_The records_
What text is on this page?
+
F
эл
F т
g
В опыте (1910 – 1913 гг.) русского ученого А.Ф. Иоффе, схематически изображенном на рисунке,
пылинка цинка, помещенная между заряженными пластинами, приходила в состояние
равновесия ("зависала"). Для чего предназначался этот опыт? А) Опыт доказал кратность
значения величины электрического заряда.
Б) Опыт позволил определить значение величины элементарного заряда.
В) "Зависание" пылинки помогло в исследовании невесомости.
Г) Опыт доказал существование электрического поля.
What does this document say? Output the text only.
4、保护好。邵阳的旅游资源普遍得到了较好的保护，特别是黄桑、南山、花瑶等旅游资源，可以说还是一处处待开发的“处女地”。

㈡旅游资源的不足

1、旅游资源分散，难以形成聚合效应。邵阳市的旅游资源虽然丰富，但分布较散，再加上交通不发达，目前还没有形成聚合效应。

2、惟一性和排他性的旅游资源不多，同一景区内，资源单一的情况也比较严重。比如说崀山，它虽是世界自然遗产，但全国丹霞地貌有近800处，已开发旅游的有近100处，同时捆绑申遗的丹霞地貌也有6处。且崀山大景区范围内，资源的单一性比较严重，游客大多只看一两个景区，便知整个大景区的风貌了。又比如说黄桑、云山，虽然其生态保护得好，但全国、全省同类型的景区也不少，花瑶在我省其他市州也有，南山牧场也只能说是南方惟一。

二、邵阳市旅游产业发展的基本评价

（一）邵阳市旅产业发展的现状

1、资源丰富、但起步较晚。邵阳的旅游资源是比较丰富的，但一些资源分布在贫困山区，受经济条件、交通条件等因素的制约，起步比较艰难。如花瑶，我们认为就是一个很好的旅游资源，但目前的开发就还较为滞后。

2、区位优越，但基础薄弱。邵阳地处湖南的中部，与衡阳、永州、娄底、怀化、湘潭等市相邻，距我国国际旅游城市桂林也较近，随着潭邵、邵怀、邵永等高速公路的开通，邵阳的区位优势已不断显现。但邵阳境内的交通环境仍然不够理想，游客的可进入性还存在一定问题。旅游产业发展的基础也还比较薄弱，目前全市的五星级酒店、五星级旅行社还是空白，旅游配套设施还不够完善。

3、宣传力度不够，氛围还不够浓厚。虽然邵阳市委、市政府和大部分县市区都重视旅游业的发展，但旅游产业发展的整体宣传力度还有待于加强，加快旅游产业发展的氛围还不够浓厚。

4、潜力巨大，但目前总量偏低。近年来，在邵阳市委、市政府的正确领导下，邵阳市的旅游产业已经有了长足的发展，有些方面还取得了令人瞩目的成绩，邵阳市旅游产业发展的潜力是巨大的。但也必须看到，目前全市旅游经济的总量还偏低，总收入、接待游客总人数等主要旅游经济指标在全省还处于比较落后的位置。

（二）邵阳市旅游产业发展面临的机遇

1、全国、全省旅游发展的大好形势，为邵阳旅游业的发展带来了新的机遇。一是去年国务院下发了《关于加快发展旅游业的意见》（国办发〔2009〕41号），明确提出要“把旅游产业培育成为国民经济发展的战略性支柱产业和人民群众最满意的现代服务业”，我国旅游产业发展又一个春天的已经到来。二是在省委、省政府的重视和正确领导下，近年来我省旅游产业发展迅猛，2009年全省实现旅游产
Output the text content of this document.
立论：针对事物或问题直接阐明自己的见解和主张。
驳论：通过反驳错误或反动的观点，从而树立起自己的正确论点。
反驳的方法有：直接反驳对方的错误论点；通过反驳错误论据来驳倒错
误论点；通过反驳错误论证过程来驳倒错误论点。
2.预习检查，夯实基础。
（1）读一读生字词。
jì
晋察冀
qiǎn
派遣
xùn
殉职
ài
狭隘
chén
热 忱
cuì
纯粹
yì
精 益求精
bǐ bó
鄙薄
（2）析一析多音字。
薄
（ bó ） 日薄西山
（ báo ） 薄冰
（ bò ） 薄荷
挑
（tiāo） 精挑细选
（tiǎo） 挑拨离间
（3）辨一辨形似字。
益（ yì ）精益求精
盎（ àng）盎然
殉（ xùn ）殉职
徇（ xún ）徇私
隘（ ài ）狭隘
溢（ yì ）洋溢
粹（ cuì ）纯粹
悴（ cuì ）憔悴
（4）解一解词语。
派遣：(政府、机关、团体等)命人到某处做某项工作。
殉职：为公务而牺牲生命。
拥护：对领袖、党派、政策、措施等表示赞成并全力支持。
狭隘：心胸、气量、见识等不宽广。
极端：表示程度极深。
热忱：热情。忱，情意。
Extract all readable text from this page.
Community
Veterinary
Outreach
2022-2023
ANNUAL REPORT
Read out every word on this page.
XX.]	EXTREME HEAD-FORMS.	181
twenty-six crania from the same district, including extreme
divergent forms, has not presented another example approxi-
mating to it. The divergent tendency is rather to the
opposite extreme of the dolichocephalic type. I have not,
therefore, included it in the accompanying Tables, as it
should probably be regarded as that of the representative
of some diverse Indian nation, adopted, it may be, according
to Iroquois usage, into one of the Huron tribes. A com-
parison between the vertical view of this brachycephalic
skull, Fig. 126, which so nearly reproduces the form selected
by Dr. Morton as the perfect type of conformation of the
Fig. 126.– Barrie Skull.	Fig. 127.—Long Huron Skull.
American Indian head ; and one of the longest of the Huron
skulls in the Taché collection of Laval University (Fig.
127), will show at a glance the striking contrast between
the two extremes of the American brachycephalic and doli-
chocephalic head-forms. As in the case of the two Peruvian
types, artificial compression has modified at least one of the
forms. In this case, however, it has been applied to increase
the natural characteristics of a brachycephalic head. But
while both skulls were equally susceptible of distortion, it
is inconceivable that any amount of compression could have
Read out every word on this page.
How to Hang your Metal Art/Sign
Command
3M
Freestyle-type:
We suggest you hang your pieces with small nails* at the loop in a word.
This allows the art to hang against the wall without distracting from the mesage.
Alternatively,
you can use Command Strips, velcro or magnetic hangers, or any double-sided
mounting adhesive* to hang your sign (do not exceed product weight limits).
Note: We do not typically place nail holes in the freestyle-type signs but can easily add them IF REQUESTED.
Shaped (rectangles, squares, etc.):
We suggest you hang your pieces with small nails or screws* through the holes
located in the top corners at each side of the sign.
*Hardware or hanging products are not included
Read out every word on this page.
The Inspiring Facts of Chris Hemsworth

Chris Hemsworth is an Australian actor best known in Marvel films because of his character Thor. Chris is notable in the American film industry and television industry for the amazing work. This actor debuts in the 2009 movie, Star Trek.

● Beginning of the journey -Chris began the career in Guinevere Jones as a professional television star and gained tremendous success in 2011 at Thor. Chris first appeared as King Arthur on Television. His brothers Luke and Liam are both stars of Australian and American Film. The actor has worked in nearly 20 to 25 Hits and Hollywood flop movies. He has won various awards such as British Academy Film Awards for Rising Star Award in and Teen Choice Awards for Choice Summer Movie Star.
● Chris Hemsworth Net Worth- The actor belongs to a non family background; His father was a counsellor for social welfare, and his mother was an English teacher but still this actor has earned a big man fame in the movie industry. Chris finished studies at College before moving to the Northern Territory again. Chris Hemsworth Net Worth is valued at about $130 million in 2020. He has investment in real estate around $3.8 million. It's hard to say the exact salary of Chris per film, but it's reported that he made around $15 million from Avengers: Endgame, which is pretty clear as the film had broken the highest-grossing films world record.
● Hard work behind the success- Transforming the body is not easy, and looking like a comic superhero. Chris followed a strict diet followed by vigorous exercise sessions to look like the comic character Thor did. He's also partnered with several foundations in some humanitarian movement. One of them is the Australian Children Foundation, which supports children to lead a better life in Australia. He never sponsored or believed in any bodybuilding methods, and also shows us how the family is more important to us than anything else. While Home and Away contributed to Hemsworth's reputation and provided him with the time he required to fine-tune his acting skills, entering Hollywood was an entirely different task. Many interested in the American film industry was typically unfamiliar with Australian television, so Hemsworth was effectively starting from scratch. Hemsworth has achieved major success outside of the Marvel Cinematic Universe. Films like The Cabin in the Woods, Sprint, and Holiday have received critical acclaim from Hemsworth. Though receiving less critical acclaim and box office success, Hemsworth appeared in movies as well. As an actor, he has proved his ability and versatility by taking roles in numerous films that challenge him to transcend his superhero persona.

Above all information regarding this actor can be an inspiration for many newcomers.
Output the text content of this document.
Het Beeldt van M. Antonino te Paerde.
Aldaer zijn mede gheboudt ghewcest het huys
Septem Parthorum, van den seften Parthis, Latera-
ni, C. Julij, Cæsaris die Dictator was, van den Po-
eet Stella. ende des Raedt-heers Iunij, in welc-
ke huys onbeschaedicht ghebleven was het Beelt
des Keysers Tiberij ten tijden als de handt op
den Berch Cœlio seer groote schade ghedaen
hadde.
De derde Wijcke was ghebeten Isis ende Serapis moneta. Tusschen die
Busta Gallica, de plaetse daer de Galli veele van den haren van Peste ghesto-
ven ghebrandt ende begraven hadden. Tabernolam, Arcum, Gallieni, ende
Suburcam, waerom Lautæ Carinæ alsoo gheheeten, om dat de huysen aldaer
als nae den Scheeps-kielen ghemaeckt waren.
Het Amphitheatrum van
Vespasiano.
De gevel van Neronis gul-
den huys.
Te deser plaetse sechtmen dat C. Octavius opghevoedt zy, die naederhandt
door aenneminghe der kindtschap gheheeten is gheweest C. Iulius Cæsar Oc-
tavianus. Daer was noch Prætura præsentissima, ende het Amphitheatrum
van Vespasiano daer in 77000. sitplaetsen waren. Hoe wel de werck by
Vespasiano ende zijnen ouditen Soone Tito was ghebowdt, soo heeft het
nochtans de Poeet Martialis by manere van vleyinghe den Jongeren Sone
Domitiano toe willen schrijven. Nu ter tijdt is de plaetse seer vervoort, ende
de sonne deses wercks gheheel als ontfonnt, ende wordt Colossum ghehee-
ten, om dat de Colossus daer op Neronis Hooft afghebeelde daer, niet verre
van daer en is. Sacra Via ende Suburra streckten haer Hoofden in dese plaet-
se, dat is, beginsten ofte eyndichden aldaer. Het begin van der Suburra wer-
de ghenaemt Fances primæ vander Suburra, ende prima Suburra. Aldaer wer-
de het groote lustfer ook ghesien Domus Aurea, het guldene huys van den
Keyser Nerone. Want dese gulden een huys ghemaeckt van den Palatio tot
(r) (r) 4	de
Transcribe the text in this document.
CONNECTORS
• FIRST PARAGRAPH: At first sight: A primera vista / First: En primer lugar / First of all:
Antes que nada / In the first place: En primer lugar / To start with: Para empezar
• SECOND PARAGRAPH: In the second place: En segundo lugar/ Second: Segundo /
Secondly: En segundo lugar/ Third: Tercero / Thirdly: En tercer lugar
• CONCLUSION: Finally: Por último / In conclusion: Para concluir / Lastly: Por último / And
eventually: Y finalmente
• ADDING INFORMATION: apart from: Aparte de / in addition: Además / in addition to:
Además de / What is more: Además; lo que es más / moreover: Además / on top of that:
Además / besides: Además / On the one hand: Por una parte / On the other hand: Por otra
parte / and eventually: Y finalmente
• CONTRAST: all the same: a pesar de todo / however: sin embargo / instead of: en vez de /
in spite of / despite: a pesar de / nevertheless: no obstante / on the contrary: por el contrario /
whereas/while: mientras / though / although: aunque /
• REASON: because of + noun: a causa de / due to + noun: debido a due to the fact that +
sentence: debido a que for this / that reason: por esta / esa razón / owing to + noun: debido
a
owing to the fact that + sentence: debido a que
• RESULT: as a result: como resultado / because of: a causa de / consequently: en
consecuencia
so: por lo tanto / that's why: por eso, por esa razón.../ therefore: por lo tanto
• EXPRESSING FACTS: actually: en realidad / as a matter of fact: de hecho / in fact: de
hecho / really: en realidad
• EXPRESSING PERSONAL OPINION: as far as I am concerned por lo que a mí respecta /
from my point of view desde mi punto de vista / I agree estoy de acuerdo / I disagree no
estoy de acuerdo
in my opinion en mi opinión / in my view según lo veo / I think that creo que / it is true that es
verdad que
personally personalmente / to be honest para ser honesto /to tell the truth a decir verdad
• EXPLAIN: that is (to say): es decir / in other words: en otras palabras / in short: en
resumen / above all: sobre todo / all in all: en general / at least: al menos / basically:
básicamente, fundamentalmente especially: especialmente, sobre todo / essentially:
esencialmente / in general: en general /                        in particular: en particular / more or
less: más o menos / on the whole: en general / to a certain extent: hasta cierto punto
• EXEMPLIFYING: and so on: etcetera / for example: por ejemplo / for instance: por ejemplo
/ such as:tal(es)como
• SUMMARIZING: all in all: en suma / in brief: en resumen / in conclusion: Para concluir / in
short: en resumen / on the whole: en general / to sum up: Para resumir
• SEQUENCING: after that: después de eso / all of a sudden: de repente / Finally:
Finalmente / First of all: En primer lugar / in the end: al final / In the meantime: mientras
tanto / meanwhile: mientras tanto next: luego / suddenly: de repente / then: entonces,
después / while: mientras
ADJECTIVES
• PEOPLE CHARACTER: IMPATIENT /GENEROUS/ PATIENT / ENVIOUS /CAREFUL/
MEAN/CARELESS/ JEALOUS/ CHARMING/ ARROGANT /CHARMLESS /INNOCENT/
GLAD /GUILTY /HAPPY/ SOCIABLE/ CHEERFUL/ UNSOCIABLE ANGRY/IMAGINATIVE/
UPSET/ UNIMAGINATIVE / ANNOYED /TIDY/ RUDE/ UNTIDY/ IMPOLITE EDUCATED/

_What is asked_
How many lines in the data contain the string "nearly"? Respond with the number only.

_Response to the task_
2